- _Directions for this task_:
Look through the listing for the word "JSON". Copy each line that has it.

Structured figure records:
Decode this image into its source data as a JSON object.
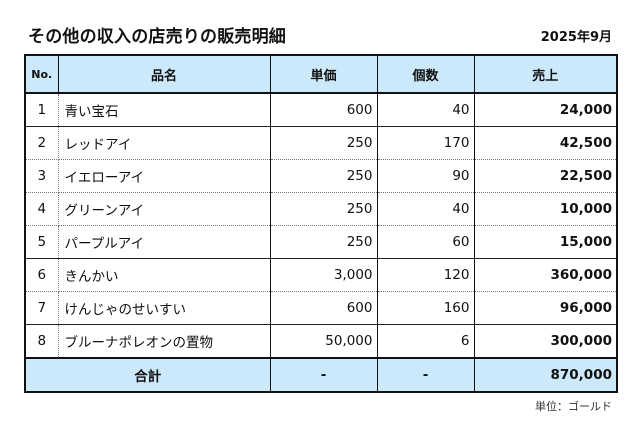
{
  "header": {
    "title": "その他の収入の店売りの販売明細",
    "period": "2025年9月"
  },
  "table": {
    "columns": [
      "No.",
      "品名",
      "単価",
      "個数",
      "売上"
    ],
    "rows": [
      {
        "no": "1",
        "name": "青い宝石",
        "price": "600",
        "qty": "40",
        "sales": "24,000"
      },
      {
        "no": "2",
        "name": "レッドアイ",
        "price": "250",
        "qty": "170",
        "sales": "42,500"
      },
      {
        "no": "3",
        "name": "イエローアイ",
        "price": "250",
        "qty": "90",
        "sales": "22,500"
      },
      {
        "no": "4",
        "name": "グリーンアイ",
        "price": "250",
        "qty": "40",
        "sales": "10,000"
      },
      {
        "no": "5",
        "name": "パープルアイ",
        "price": "250",
        "qty": "60",
        "sales": "15,000"
      },
      {
        "no": "6",
        "name": "きんかい",
        "price": "3,000",
        "qty": "120",
        "sales": "360,000"
      },
      {
        "no": "7",
        "name": "けんじゃのせいすい",
        "price": "600",
        "qty": "160",
        "sales": "96,000"
      },
      {
        "no": "8",
        "name": "ブルーナポレオンの置物",
        "price": "50,000",
        "qty": "6",
        "sales": "300,000"
      }
    ],
    "total": {
      "label": "合計",
      "price": "-",
      "qty": "-",
      "sales": "870,000"
    }
  },
  "footer": {
    "unit": "単位：ゴールド"
  },
  "colors": {
    "header_bg": "#cce9fb",
    "border": "#111111"
  }
}
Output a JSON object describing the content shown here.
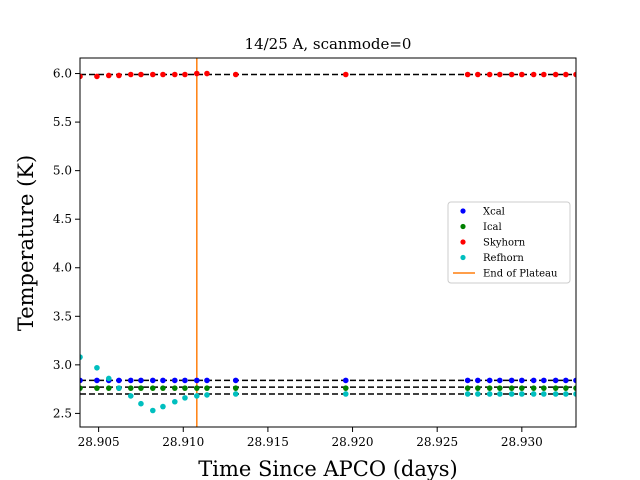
{
  "chart_data": {
    "type": "scatter",
    "title": "14/25 A, scanmode=0",
    "xlabel": "Time Since APCO (days)",
    "ylabel": "Temperature (K)",
    "xlim": [
      28.9039,
      28.9332
    ],
    "ylim": [
      2.36,
      6.16
    ],
    "xticks": [
      28.905,
      28.91,
      28.915,
      28.92,
      28.925,
      28.93
    ],
    "xtick_labels": [
      "28.905",
      "28.910",
      "28.915",
      "28.920",
      "28.925",
      "28.930"
    ],
    "yticks": [
      2.5,
      3.0,
      3.5,
      4.0,
      4.5,
      5.0,
      5.5,
      6.0
    ],
    "ytick_labels": [
      "2.5",
      "3.0",
      "3.5",
      "4.0",
      "4.5",
      "5.0",
      "5.5",
      "6.0"
    ],
    "legend_position": "center-right",
    "grid": false,
    "x": [
      28.9039,
      28.9049,
      28.9056,
      28.9062,
      28.9069,
      28.9075,
      28.9082,
      28.9088,
      28.9095,
      28.9101,
      28.9108,
      28.9114,
      28.9131,
      28.9196,
      28.9268,
      28.9274,
      28.9281,
      28.9287,
      28.9294,
      28.93,
      28.9307,
      28.9313,
      28.932,
      28.9326,
      28.9332
    ],
    "series": [
      {
        "name": "Xcal",
        "color": "#0000ff",
        "values": [
          2.84,
          2.84,
          2.84,
          2.84,
          2.84,
          2.84,
          2.84,
          2.84,
          2.84,
          2.84,
          2.84,
          2.84,
          2.84,
          2.84,
          2.84,
          2.84,
          2.84,
          2.84,
          2.84,
          2.84,
          2.84,
          2.84,
          2.84,
          2.84,
          2.84
        ]
      },
      {
        "name": "Ical",
        "color": "#008000",
        "values": [
          2.76,
          2.76,
          2.76,
          2.76,
          2.76,
          2.76,
          2.76,
          2.76,
          2.76,
          2.76,
          2.76,
          2.76,
          2.76,
          2.76,
          2.76,
          2.76,
          2.76,
          2.76,
          2.76,
          2.76,
          2.76,
          2.76,
          2.76,
          2.76,
          2.76
        ]
      },
      {
        "name": "Skyhorn",
        "color": "#ff0000",
        "values": [
          5.97,
          5.97,
          5.98,
          5.98,
          5.99,
          5.99,
          5.99,
          5.99,
          5.99,
          5.99,
          6.0,
          6.0,
          5.99,
          5.99,
          5.99,
          5.99,
          5.99,
          5.99,
          5.99,
          5.99,
          5.99,
          5.99,
          5.99,
          5.99,
          5.99
        ]
      },
      {
        "name": "Refhorn",
        "color": "#00bfbf",
        "values": [
          3.08,
          2.97,
          2.86,
          2.76,
          2.68,
          2.6,
          2.53,
          2.57,
          2.62,
          2.66,
          2.68,
          2.69,
          2.7,
          2.7,
          2.7,
          2.7,
          2.7,
          2.7,
          2.7,
          2.7,
          2.7,
          2.7,
          2.7,
          2.7,
          2.7
        ]
      }
    ],
    "reference_lines": [
      {
        "value": 5.99,
        "style": "dashed",
        "color": "#000000"
      },
      {
        "value": 2.84,
        "style": "dashed",
        "color": "#000000"
      },
      {
        "value": 2.77,
        "style": "dashed",
        "color": "#000000"
      },
      {
        "value": 2.7,
        "style": "dashed",
        "color": "#000000"
      }
    ],
    "vertical_line": {
      "name": "End of Plateau",
      "x": 28.9108,
      "color": "#ff7f0e"
    }
  }
}
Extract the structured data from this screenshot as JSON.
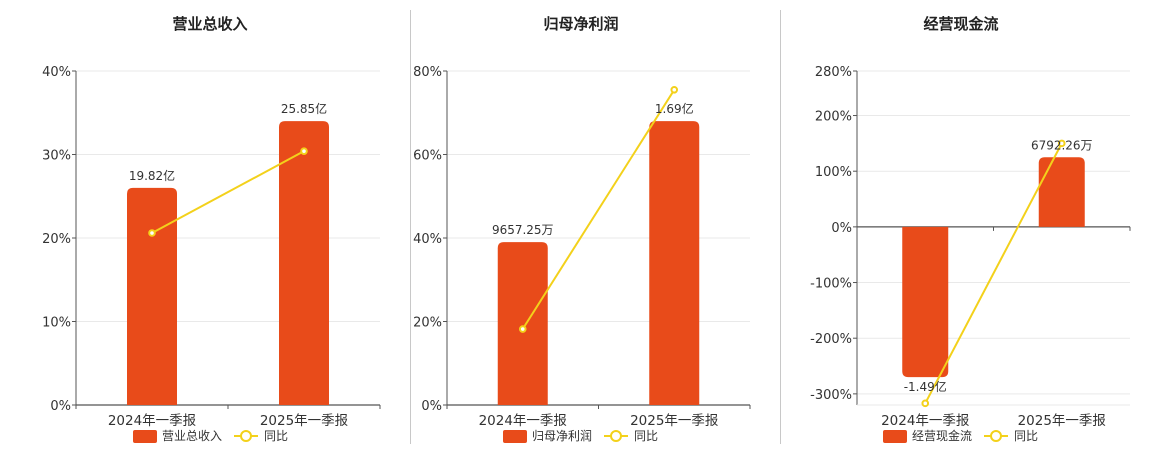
{
  "chart_data": [
    {
      "type": "bar",
      "title": "营业总收入",
      "categories": [
        "2024年一季报",
        "2025年一季报"
      ],
      "bar_labels": [
        "19.82亿",
        "25.85亿"
      ],
      "legend_bar": "营业总收入",
      "legend_line": "同比",
      "yticks": [
        "0%",
        "10%",
        "20%",
        "30%",
        "40%"
      ],
      "ylim": [
        0,
        40
      ],
      "bar_values": [
        26,
        34
      ],
      "line_values": [
        20.6,
        30.4
      ]
    },
    {
      "type": "bar",
      "title": "归母净利润",
      "categories": [
        "2024年一季报",
        "2025年一季报"
      ],
      "bar_labels": [
        "9657.25万",
        "1.69亿"
      ],
      "legend_bar": "归母净利润",
      "legend_line": "同比",
      "yticks": [
        "0%",
        "20%",
        "40%",
        "60%",
        "80%"
      ],
      "ylim": [
        0,
        80
      ],
      "bar_values": [
        39,
        68
      ],
      "line_values": [
        18.2,
        75.5
      ]
    },
    {
      "type": "bar",
      "title": "经营现金流",
      "categories": [
        "2024年一季报",
        "2025年一季报"
      ],
      "bar_labels": [
        "-1.49亿",
        "6792.26万"
      ],
      "legend_bar": "经营现金流",
      "legend_line": "同比",
      "yticks": [
        "-300%",
        "-200%",
        "-100%",
        "0%",
        "100%",
        "200%",
        "280%"
      ],
      "ylim": [
        -320,
        280
      ],
      "bar_values": [
        -270,
        125
      ],
      "line_values": [
        -317,
        150
      ]
    }
  ],
  "colors": {
    "bar": "#e84b1a",
    "line": "#f3d11b",
    "grid": "#e9e9e9",
    "axis": "#555555",
    "text": "#333333"
  }
}
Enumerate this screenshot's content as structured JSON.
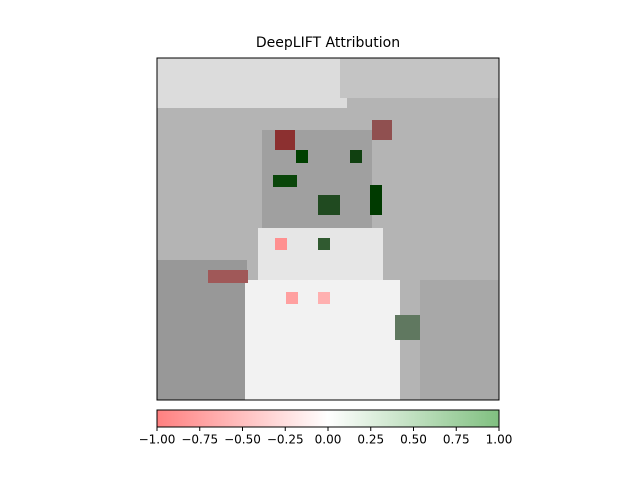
{
  "chart_data": {
    "type": "colorbar",
    "title": "DeepLIFT Attribution",
    "xlim": [
      -1,
      1
    ],
    "xticks": [
      {
        "value": -1,
        "label": "−1.00"
      },
      {
        "value": -0.75,
        "label": "−0.75"
      },
      {
        "value": -0.5,
        "label": "−0.50"
      },
      {
        "value": -0.25,
        "label": "−0.25"
      },
      {
        "value": 0,
        "label": "0.00"
      },
      {
        "value": 0.25,
        "label": "0.25"
      },
      {
        "value": 0.5,
        "label": "0.50"
      },
      {
        "value": 0.75,
        "label": "0.75"
      },
      {
        "value": 1,
        "label": "1.00"
      }
    ],
    "colors": [
      "#ff8080",
      "#ffffff",
      "#80c080"
    ]
  }
}
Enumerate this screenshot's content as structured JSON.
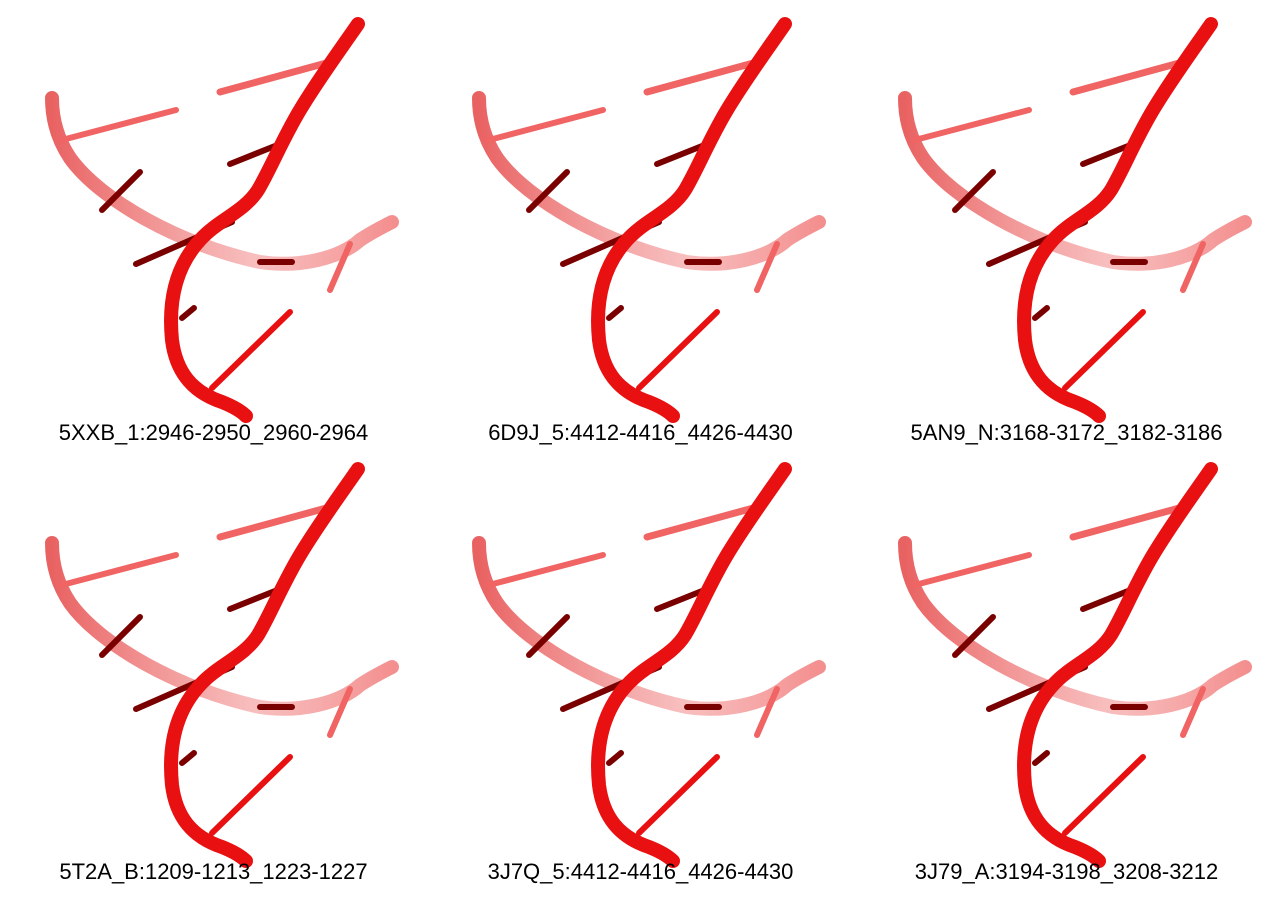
{
  "panels": [
    {
      "label": "5XXB_1:2946-2950_2960-2964"
    },
    {
      "label": "6D9J_5:4412-4416_4426-4430"
    },
    {
      "label": "5AN9_N:3168-3172_3182-3186"
    },
    {
      "label": "5T2A_B:1209-1213_1223-1227"
    },
    {
      "label": "3J7Q_5:4412-4416_4426-4430"
    },
    {
      "label": "3J79_A:3194-3198_3208-3212"
    }
  ],
  "colors": {
    "strand_front": "#e81010",
    "strand_back": "#f06464",
    "base_dark": "#7a0000",
    "background": "#ffffff"
  }
}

- _Reply_:
Decode this image into its source data as a JSON object.
Output a JSON object describing the content shown here.
Extract the structured data from this screenshot as JSON.
Enumerate this screenshot's content as structured JSON.
Enumerate this screenshot's content as structured JSON.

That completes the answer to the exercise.